# [Aim of the task]
Extract all lines from the data beneath that include the word "Good".

# [Given records]
## START

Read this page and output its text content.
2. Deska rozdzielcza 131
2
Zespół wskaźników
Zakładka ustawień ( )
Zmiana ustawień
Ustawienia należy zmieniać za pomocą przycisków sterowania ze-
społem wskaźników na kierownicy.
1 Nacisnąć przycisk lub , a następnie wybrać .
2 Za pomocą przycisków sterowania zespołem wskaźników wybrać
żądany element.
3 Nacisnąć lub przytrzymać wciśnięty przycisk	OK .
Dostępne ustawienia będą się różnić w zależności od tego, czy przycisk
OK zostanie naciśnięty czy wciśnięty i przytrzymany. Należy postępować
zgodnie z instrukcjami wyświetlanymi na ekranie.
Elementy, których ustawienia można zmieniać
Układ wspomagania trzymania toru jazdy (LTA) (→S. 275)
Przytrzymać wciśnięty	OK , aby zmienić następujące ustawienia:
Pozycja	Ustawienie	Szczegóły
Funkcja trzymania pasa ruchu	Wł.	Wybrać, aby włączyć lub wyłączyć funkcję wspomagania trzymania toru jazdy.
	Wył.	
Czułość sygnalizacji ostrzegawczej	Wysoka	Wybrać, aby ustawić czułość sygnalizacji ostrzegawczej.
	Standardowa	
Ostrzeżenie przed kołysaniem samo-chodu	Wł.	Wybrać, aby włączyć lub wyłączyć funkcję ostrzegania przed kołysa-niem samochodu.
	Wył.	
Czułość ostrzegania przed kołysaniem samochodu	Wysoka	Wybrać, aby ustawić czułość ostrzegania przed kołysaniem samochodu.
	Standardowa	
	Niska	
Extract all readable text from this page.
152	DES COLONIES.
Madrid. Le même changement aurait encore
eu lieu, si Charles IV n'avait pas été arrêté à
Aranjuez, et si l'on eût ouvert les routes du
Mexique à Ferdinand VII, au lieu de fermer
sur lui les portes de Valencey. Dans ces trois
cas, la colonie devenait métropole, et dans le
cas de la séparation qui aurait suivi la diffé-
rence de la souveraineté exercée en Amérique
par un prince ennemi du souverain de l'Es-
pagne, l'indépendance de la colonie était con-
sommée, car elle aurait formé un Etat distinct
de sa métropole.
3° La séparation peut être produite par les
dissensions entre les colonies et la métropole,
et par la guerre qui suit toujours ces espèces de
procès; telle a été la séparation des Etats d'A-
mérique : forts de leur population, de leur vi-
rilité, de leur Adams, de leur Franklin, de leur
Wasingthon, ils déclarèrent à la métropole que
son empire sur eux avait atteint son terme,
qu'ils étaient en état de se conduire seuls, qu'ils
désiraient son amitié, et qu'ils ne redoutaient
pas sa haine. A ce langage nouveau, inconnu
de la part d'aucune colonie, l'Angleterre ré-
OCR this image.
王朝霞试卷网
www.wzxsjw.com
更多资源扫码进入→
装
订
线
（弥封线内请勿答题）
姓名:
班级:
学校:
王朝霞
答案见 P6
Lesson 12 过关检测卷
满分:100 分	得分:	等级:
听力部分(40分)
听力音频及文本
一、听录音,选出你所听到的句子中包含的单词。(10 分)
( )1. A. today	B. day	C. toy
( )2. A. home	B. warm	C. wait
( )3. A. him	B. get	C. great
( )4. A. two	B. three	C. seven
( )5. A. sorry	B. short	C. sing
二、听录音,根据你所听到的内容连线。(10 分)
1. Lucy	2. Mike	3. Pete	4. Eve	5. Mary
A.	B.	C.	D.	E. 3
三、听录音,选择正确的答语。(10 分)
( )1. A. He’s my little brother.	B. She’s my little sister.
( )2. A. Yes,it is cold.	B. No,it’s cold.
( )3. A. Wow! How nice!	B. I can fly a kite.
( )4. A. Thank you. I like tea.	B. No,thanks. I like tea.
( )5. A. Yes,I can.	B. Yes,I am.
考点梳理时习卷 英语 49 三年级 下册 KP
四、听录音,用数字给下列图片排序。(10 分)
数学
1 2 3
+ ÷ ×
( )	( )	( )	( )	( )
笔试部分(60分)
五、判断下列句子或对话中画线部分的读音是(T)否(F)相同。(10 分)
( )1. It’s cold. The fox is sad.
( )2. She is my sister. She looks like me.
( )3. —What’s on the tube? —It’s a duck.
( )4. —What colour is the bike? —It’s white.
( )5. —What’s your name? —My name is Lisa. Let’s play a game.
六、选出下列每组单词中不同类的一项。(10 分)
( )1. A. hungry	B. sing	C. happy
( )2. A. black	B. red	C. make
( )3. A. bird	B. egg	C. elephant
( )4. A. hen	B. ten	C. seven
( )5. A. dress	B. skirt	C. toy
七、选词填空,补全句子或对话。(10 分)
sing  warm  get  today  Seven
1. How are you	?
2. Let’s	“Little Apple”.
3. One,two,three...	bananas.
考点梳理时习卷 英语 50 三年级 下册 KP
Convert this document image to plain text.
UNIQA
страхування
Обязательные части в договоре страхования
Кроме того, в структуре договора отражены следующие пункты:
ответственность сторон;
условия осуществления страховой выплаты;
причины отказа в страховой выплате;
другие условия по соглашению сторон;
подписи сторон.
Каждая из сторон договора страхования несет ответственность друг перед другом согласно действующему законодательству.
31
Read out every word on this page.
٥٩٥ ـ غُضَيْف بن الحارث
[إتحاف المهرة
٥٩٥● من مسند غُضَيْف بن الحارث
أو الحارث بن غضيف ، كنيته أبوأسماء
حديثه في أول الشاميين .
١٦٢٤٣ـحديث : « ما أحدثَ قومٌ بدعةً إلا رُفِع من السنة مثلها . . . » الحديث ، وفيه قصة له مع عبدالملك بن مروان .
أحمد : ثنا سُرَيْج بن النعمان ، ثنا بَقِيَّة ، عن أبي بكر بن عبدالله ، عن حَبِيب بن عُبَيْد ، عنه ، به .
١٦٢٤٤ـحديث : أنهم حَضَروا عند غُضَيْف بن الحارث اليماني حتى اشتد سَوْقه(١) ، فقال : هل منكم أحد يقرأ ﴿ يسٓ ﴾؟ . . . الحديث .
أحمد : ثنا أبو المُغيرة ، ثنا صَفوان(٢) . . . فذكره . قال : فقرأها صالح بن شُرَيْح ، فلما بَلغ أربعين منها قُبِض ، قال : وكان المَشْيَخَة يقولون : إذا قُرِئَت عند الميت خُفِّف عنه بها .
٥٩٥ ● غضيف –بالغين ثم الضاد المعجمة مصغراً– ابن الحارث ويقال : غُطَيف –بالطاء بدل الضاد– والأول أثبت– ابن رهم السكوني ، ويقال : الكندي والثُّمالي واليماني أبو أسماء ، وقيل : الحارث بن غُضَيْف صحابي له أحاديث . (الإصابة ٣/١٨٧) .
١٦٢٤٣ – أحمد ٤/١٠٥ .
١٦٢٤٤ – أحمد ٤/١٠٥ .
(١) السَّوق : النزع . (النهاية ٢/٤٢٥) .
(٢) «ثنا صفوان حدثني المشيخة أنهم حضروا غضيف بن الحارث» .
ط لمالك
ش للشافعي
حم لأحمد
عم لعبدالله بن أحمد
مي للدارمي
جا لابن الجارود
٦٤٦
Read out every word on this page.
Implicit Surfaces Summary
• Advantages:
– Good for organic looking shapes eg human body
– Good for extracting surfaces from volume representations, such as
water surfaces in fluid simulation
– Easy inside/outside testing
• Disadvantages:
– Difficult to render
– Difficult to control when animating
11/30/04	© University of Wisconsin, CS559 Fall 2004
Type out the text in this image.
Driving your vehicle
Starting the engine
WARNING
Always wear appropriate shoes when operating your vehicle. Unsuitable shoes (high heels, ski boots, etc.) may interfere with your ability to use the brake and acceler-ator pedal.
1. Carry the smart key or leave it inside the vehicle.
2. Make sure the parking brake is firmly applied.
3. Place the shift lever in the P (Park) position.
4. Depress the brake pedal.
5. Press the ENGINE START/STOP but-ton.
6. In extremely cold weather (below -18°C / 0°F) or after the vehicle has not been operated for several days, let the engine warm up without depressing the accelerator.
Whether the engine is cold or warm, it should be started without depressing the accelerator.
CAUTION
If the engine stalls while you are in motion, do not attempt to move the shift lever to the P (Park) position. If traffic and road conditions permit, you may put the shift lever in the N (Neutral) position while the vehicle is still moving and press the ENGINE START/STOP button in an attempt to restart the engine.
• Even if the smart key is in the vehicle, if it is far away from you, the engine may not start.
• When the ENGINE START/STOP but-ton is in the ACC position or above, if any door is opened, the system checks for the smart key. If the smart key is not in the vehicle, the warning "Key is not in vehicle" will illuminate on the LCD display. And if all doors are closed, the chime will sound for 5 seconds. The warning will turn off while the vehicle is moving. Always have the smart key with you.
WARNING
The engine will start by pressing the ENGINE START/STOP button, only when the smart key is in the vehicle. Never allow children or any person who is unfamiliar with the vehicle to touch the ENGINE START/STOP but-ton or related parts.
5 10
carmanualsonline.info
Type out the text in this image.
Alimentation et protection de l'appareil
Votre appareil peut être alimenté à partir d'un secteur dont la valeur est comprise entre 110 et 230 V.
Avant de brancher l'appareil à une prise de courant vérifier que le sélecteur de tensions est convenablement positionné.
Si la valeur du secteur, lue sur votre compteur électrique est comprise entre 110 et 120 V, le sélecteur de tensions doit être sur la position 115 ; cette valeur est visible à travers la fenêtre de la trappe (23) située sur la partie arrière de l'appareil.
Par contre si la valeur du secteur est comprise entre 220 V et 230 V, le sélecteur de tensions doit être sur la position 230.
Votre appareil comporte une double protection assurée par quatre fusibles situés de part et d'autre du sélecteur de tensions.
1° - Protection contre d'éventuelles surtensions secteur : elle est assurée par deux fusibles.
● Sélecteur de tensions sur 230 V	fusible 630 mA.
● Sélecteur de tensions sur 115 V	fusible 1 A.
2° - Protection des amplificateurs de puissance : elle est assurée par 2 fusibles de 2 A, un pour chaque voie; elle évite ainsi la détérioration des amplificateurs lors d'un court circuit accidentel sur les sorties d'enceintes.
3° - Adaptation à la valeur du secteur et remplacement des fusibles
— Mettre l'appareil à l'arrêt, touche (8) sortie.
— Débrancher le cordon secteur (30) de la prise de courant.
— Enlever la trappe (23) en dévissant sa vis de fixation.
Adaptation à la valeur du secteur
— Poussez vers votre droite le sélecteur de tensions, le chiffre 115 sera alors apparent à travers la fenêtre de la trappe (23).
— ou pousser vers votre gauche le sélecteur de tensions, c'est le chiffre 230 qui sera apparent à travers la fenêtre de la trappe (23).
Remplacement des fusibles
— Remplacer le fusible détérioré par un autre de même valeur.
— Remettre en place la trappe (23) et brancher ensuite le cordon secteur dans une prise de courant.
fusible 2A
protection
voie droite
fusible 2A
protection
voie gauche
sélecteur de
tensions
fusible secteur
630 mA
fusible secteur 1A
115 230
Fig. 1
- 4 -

## END

# [Output]
– Good for organic looking shapes eg human body
– Good for extracting surfaces from volume representations, such as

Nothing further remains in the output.